_Written problem_
Locate each line in the records containing "Parse". Copy it.
^^^^^^^^^^^^^^^^
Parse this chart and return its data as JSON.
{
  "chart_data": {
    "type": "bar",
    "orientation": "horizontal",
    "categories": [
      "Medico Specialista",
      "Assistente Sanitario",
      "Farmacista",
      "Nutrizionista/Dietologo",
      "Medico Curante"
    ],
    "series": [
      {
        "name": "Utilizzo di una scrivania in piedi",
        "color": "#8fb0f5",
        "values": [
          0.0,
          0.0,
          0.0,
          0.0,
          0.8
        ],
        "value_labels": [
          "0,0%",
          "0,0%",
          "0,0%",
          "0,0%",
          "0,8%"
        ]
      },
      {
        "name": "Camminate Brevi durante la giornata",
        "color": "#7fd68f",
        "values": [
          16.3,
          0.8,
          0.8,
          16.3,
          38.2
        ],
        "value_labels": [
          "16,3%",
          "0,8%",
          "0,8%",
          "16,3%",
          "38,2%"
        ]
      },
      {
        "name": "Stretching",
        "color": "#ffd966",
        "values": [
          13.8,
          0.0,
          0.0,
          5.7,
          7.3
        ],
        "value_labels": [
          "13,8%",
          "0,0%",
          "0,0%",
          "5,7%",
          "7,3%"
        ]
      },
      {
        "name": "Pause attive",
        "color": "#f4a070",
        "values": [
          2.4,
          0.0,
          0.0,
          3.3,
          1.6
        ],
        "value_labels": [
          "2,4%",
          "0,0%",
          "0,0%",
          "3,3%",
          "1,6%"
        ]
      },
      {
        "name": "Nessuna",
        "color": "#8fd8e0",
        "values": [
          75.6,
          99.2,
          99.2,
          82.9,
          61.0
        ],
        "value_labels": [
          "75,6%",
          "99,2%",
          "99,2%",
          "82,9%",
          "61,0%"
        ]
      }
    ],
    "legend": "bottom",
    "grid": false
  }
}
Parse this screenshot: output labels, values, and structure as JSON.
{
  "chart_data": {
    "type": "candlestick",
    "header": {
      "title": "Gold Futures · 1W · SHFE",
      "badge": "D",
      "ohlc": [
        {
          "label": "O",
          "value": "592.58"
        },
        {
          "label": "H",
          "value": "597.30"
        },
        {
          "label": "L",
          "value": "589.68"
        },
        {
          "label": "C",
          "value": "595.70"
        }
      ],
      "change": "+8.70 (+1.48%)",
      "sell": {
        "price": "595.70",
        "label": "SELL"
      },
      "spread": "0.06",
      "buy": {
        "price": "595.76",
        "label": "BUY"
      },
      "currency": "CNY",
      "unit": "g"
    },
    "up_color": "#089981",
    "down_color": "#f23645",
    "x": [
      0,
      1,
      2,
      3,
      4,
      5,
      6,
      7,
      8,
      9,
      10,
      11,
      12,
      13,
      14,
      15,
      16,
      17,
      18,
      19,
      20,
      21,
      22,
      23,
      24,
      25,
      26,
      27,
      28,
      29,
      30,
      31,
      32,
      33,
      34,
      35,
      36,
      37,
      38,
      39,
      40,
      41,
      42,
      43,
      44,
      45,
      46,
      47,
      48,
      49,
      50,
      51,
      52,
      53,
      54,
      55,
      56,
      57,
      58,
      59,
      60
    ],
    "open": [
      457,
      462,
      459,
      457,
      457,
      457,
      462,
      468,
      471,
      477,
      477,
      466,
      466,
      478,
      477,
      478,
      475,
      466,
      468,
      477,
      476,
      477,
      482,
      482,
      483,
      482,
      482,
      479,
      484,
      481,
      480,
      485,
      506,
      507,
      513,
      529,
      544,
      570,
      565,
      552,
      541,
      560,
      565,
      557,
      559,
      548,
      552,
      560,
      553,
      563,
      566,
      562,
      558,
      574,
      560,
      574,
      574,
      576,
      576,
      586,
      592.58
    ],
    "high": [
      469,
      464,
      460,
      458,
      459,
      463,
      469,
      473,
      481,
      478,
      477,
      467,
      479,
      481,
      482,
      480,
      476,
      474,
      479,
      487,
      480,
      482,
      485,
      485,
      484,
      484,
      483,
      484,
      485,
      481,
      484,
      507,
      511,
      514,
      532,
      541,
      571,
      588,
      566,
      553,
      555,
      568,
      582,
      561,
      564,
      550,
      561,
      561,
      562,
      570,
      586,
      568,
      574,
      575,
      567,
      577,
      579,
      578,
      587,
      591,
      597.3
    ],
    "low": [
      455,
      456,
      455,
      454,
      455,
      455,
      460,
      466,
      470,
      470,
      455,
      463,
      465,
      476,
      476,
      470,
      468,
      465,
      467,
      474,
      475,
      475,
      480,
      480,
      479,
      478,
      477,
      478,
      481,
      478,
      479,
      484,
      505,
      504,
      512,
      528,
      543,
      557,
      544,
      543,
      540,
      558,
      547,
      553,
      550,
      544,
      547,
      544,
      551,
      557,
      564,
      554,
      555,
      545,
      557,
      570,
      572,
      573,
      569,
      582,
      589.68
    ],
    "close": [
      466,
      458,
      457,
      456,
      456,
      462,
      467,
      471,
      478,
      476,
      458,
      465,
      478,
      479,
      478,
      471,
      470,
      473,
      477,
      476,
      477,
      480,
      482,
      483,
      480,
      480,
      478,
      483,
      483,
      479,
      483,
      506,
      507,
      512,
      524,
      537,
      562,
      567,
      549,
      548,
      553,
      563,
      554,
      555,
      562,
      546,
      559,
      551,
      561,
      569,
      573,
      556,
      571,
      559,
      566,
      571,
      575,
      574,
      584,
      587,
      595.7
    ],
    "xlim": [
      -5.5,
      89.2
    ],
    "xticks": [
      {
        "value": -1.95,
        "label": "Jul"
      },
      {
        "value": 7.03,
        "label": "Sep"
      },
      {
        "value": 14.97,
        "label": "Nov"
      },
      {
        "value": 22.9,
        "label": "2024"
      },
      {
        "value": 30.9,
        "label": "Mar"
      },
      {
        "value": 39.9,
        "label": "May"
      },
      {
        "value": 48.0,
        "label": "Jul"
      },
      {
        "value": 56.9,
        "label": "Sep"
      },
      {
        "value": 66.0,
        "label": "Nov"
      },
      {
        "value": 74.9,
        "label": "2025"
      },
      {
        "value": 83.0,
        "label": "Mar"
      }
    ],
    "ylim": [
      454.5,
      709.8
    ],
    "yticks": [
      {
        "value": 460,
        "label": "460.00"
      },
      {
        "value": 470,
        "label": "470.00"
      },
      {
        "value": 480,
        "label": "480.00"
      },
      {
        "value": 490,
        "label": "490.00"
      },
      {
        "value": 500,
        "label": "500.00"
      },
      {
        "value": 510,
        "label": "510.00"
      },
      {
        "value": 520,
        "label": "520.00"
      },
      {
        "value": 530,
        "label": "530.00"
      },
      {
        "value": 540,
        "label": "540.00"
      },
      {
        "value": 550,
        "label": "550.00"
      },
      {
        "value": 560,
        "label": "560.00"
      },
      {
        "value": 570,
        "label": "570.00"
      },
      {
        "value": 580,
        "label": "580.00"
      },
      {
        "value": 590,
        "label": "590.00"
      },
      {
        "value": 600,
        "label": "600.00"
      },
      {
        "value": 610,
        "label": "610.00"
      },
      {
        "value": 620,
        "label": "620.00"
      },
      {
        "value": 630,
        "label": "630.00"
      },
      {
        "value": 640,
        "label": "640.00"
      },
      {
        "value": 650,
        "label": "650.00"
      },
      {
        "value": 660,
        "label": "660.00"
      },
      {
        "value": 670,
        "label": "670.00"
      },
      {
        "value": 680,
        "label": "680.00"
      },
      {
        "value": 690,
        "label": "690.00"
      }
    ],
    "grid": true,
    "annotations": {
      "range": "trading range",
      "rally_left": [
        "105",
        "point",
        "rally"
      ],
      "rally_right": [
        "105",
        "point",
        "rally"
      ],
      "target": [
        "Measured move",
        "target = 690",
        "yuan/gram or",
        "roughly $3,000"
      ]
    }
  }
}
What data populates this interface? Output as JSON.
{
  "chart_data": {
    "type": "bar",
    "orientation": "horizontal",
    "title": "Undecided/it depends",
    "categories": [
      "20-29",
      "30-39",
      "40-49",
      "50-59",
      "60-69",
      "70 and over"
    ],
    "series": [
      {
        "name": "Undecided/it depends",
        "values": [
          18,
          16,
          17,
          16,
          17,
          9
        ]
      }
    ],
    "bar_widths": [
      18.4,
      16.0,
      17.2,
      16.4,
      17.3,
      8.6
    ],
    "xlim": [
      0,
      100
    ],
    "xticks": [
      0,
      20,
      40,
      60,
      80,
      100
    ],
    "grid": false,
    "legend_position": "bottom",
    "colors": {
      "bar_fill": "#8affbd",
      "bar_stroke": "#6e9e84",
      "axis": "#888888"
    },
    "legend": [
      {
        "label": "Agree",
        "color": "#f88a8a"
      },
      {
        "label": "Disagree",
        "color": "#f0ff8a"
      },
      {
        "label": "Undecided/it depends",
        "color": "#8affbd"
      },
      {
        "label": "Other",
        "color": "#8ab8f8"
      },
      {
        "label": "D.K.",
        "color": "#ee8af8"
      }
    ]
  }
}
^^^^^^^^^^^^^^^^
_Reply to the exercise_
Parse this chart and return its data as JSON.
Parse this screenshot: output labels, values, and structure as JSON.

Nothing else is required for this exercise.